» **The task**:
Could you filter the records below and keep only the lines with the word "Photopherese"?

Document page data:
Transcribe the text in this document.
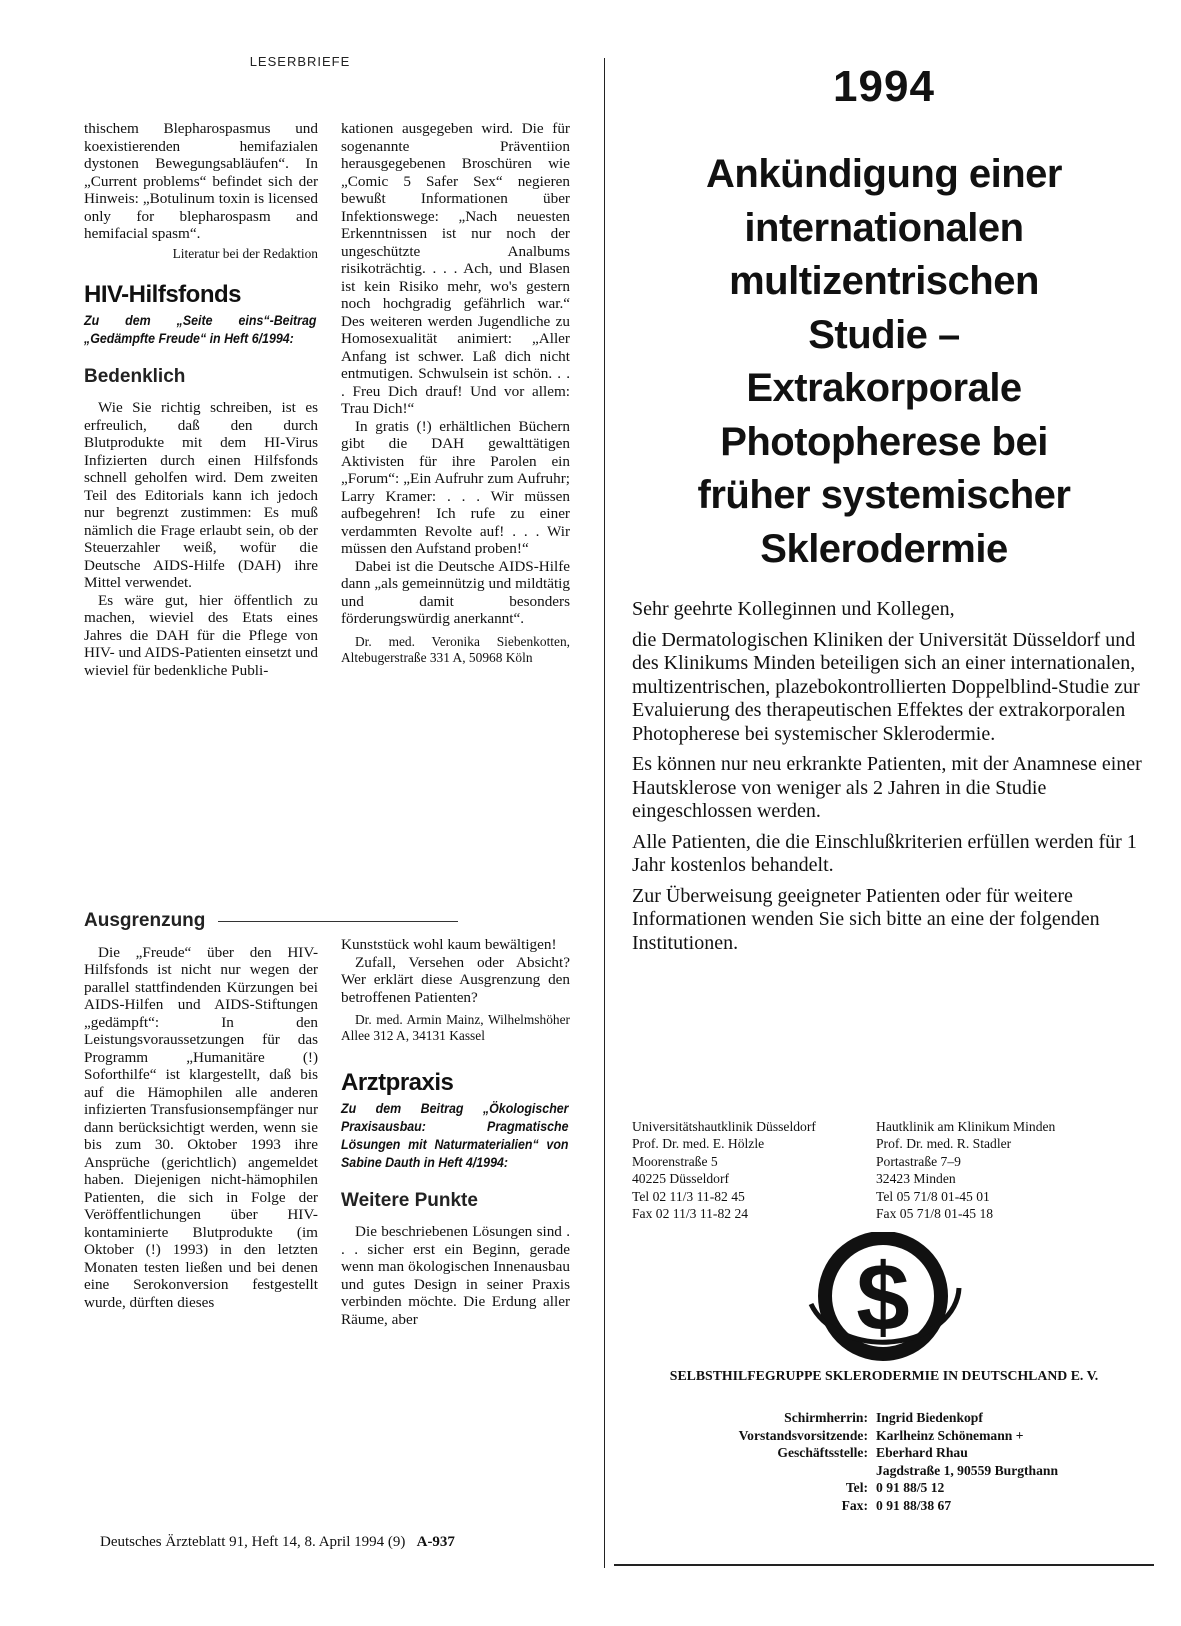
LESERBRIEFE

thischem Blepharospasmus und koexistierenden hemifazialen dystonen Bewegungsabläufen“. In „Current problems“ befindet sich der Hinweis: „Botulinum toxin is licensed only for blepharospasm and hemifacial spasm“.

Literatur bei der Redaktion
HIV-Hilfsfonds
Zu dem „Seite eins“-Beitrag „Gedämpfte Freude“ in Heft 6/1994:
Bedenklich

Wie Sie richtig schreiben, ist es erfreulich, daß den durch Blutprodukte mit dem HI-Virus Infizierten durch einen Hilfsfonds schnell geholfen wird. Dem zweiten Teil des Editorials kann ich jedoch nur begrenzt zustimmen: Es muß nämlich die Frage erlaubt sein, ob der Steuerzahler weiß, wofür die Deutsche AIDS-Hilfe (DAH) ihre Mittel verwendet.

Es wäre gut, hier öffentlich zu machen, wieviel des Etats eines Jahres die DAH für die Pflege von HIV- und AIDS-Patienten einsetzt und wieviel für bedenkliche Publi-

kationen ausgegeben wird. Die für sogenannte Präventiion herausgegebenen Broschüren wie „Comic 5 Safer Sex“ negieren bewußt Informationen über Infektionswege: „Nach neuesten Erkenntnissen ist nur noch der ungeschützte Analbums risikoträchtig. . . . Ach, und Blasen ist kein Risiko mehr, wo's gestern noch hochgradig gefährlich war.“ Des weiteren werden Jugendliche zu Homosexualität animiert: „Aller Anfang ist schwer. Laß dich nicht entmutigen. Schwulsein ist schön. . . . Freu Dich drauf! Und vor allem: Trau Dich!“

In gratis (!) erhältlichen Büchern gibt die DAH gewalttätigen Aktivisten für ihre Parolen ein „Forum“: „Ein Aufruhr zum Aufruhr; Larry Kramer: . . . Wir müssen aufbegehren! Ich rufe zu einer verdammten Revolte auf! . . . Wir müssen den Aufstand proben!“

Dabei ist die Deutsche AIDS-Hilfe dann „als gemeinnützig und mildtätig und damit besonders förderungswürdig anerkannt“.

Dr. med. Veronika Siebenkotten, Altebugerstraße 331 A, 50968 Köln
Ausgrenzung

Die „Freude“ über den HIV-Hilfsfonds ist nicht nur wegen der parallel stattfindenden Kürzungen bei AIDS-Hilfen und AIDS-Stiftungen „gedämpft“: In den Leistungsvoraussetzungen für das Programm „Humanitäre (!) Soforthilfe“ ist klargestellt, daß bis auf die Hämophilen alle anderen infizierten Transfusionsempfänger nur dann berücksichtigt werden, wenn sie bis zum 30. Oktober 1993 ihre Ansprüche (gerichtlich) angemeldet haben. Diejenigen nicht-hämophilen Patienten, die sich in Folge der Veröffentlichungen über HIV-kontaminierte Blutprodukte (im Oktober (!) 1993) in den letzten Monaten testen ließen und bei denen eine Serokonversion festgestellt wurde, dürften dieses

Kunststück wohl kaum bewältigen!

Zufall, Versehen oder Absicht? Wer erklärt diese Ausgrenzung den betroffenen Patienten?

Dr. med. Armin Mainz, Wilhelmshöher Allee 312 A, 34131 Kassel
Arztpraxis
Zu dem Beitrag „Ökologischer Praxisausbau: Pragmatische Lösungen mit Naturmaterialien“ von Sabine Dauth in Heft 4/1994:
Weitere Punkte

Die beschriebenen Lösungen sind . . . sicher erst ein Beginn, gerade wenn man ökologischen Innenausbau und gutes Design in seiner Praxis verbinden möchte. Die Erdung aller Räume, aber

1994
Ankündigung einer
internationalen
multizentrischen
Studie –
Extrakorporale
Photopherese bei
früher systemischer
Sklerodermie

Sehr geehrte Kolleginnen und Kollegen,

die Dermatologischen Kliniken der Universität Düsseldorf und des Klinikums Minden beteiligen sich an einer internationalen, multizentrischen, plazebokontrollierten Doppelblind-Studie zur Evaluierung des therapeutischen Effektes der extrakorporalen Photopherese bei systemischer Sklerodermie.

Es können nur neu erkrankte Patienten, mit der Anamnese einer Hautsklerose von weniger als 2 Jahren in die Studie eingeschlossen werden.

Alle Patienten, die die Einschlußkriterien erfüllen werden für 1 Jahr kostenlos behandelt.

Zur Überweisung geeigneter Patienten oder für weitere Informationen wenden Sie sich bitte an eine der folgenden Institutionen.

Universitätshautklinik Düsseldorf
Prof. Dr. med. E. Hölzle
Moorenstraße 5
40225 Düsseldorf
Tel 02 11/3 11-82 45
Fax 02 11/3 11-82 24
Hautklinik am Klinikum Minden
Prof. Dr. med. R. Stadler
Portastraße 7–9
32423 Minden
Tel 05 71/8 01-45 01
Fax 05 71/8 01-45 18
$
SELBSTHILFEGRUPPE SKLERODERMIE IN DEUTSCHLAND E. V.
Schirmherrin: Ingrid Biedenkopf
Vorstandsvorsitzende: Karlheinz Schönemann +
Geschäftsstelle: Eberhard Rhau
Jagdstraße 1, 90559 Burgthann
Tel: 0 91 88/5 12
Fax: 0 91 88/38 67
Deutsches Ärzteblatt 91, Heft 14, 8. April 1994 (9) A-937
==
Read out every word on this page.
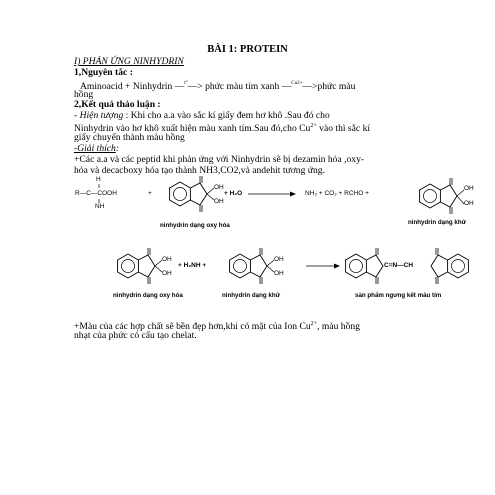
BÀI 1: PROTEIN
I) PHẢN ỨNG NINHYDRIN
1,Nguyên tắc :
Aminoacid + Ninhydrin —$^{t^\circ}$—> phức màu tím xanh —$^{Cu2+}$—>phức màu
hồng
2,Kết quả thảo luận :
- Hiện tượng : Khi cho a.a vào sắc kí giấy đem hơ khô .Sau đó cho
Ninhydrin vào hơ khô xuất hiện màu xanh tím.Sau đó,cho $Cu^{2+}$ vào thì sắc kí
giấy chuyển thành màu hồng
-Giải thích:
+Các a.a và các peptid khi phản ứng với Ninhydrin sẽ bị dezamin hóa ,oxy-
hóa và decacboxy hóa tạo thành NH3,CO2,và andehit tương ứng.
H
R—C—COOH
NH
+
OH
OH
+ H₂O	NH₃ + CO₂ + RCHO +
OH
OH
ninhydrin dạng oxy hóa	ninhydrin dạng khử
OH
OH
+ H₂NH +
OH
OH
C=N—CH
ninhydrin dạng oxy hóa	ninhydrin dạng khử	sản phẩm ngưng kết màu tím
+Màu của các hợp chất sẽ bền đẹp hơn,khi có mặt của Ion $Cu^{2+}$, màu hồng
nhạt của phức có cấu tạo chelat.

» **Solution to this task**:
Photopherese bei
die Dermatologischen Kliniken der Universität Düsseldorf und des Klinikums Minden beteiligen sich an einer internationalen, multizentrischen, plazebokontrollierten Doppelblind-Studie zur Evaluierung des therapeutischen Effektes der extrakorporalen Photopherese bei systemischer Sklerodermie.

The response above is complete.